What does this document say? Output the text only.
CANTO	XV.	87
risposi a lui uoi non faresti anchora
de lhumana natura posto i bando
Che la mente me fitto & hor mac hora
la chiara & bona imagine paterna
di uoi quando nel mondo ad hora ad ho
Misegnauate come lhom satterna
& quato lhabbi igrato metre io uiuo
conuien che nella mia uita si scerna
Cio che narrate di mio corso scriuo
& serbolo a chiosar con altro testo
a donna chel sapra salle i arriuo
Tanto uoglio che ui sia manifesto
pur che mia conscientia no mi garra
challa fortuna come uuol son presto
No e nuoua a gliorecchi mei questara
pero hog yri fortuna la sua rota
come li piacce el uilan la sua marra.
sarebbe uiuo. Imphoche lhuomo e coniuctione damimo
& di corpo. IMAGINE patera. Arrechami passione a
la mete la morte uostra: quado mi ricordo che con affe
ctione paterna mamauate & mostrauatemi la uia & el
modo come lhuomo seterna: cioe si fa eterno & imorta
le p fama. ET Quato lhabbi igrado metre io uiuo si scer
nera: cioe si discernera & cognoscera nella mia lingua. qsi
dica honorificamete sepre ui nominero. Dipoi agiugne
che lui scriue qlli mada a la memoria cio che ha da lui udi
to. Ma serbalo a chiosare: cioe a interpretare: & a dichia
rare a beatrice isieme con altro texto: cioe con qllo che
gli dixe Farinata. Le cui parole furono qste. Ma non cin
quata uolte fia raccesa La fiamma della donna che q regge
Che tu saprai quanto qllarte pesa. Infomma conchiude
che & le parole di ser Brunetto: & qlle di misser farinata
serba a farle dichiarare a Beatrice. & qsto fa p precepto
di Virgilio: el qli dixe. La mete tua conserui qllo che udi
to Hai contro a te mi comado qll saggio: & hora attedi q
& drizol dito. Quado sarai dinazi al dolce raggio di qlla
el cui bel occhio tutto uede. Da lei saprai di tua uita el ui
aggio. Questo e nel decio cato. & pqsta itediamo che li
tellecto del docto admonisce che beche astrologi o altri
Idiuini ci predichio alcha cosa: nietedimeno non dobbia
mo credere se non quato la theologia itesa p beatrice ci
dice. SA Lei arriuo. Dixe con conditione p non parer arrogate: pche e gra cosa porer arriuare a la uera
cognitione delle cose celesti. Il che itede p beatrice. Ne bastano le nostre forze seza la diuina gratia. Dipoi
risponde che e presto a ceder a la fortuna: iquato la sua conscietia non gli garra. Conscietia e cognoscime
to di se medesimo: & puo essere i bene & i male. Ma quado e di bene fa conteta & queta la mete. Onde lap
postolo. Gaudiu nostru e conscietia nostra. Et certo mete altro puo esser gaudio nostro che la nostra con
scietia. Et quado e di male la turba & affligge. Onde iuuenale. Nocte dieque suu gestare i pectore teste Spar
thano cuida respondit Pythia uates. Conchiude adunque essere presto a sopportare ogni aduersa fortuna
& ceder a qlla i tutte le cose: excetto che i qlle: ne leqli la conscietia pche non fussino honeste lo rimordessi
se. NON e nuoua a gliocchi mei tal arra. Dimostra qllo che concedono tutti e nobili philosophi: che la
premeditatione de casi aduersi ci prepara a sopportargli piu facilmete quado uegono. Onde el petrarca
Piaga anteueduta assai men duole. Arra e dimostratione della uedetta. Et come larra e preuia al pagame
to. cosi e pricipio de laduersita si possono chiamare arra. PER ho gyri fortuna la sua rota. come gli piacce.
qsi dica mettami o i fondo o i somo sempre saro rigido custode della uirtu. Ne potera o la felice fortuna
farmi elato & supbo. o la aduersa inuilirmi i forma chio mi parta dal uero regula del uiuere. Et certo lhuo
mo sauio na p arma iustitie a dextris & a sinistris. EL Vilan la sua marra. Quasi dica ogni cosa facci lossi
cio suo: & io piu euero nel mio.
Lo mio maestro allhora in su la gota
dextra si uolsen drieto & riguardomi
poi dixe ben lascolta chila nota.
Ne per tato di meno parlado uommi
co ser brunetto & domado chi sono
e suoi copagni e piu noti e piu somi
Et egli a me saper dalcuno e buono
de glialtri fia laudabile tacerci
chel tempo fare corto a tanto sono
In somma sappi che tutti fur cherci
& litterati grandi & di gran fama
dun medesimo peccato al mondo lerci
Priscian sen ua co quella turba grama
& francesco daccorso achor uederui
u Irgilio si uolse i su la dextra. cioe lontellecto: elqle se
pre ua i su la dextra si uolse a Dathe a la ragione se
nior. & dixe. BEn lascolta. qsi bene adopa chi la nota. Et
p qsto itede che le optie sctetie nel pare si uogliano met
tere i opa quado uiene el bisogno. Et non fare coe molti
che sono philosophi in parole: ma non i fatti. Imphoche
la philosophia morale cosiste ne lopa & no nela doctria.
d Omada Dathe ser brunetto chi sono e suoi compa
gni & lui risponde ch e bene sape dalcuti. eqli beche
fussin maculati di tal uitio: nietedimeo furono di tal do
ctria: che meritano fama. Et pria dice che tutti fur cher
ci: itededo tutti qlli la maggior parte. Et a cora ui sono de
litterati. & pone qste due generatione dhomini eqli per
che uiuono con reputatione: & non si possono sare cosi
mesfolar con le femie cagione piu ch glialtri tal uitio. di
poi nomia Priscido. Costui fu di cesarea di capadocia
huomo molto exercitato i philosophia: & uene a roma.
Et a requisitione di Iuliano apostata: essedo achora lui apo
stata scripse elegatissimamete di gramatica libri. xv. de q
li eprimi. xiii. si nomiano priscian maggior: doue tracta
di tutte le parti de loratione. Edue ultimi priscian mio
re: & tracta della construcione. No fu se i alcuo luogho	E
- - -
● What is asked: Restate the data above exactly, keeping each word as it stands.

● Final result:
What does this document say? Output the text only.
CANTO	XV.	87
risposi a lui uoi non faresti anchora
de lhumana natura posto i bando
Che la mente me fitto & hor mac hora
la chiara & bona imagine paterna
di uoi quando nel mondo ad hora ad ho
Misegnauate come lhom satterna
& quato lhabbi igrato metre io uiuo
conuien che nella mia uita si scerna
Cio che narrate di mio corso scriuo
& serbolo a chiosar con altro testo
a donna chel sapra salle i arriuo
Tanto uoglio che ui sia manifesto
pur che mia conscientia no mi garra
challa fortuna come uuol son presto
No e nuoua a gliorecchi mei questara
pero hog yri fortuna la sua rota
come li piacce el uilan la sua marra.
sarebbe uiuo. Imphoche lhuomo e coniuctione damimo
& di corpo. IMAGINE patera. Arrechami passione a
la mete la morte uostra: quado mi ricordo che con affe
ctione paterna mamauate & mostrauatemi la uia & el
modo come lhuomo seterna: cioe si fa eterno & imorta
le p fama. ET Quato lhabbi igrado metre io uiuo si scer
nera: cioe si discernera & cognoscera nella mia lingua. qsi
dica honorificamete sepre ui nominero. Dipoi agiugne
che lui scriue qlli mada a la memoria cio che ha da lui udi
to. Ma serbalo a chiosare: cioe a interpretare: & a dichia
rare a beatrice isieme con altro texto: cioe con qllo che
gli dixe Farinata. Le cui parole furono qste. Ma non cin
quata uolte fia raccesa La fiamma della donna che q regge
Che tu saprai quanto qllarte pesa. Infomma conchiude
che & le parole di ser Brunetto: & qlle di misser farinata
serba a farle dichiarare a Beatrice. & qsto fa p precepto
di Virgilio: el qli dixe. La mete tua conserui qllo che udi
to Hai contro a te mi comado qll saggio: & hora attedi q
& drizol dito. Quado sarai dinazi al dolce raggio di qlla
el cui bel occhio tutto uede. Da lei saprai di tua uita el ui
aggio. Questo e nel decio cato. & pqsta itediamo che li
tellecto del docto admonisce che beche astrologi o altri
Idiuini ci predichio alcha cosa: nietedimeno non dobbia
mo credere se non quato la theologia itesa p beatrice ci
dice. SA Lei arriuo. Dixe con conditione p non parer arrogate: pche e gra cosa porer arriuare a la uera
cognitione delle cose celesti. Il che itede p beatrice. Ne bastano le nostre forze seza la diuina gratia. Dipoi
risponde che e presto a ceder a la fortuna: iquato la sua conscietia non gli garra. Conscietia e cognoscime
to di se medesimo: & puo essere i bene & i male. Ma quado e di bene fa conteta & queta la mete. Onde lap
postolo. Gaudiu nostru e conscietia nostra. Et certo mete altro puo esser gaudio nostro che la nostra con
scietia. Et quado e di male la turba & affligge. Onde iuuenale. Nocte dieque suu gestare i pectore teste Spar
thano cuida respondit Pythia uates. Conchiude adunque essere presto a sopportare ogni aduersa fortuna
& ceder a qlla i tutte le cose: excetto che i qlle: ne leqli la conscietia pche non fussino honeste lo rimordessi
se. NON e nuoua a gliocchi mei tal arra. Dimostra qllo che concedono tutti e nobili philosophi: che la
premeditatione de casi aduersi ci prepara a sopportargli piu facilmete quado uegono. Onde el petrarca
Piaga anteueduta assai men duole. Arra e dimostratione della uedetta. Et come larra e preuia al pagame
to. cosi e pricipio de laduersita si possono chiamare arra. PER ho gyri fortuna la sua rota. come gli piacce.
qsi dica mettami o i fondo o i somo sempre saro rigido custode della uirtu. Ne potera o la felice fortuna
farmi elato & supbo. o la aduersa inuilirmi i forma chio mi parta dal uero regula del uiuere. Et certo lhuo
mo sauio na p arma iustitie a dextris & a sinistris. EL Vilan la sua marra. Quasi dica ogni cosa facci lossi
cio suo: & io piu euero nel mio.
Lo mio maestro allhora in su la gota
dextra si uolsen drieto & riguardomi
poi dixe ben lascolta chila nota.
Ne per tato di meno parlado uommi
co ser brunetto & domado chi sono
e suoi copagni e piu noti e piu somi
Et egli a me saper dalcuno e buono
de glialtri fia laudabile tacerci
chel tempo fare corto a tanto sono
In somma sappi che tutti fur cherci
& litterati grandi & di gran fama
dun medesimo peccato al mondo lerci
Priscian sen ua co quella turba grama
& francesco daccorso achor uederui
u Irgilio si uolse i su la dextra. cioe lontellecto: elqle se
pre ua i su la dextra si uolse a Dathe a la ragione se
nior. & dixe. BEn lascolta. qsi bene adopa chi la nota. Et
p qsto itede che le optie sctetie nel pare si uogliano met
tere i opa quado uiene el bisogno. Et non fare coe molti
che sono philosophi in parole: ma non i fatti. Imphoche
la philosophia morale cosiste ne lopa & no nela doctria.
d Omada Dathe ser brunetto chi sono e suoi compa
gni & lui risponde ch e bene sape dalcuti. eqli beche
fussin maculati di tal uitio: nietedimeo furono di tal do
ctria: che meritano fama. Et pria dice che tutti fur cher
ci: itededo tutti qlli la maggior parte. Et a cora ui sono de
litterati. & pone qste due generatione dhomini eqli per
che uiuono con reputatione: & non si possono sare cosi
mesfolar con le femie cagione piu ch glialtri tal uitio. di
poi nomia Priscido. Costui fu di cesarea di capadocia
huomo molto exercitato i philosophia: & uene a roma.
Et a requisitione di Iuliano apostata: essedo achora lui apo
stata scripse elegatissimamete di gramatica libri. xv. de q
li eprimi. xiii. si nomiano priscian maggior: doue tracta
di tutte le parti de loratione. Edue ultimi priscian mio
re: & tracta della construcione. No fu se i alcuo luogho	E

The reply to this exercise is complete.